## Dataset items

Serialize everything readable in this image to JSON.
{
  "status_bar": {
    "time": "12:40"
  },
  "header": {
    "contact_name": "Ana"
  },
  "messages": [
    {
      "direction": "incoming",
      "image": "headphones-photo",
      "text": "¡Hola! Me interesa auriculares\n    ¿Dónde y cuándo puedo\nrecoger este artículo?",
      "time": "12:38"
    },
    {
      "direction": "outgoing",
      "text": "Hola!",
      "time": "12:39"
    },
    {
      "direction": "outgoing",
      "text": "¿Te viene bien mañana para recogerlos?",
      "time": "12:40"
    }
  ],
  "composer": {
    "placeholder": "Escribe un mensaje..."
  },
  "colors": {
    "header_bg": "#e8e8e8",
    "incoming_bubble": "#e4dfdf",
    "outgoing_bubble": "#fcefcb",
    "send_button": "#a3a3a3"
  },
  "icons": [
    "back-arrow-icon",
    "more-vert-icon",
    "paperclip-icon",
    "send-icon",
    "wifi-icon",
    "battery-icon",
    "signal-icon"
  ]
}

## AIM
Check every line for "image" and show the ones that have it.

## SOLUTION TO THE PROBLEM
Serialize everything readable in this image to JSON.
      "image": "headphones-photo",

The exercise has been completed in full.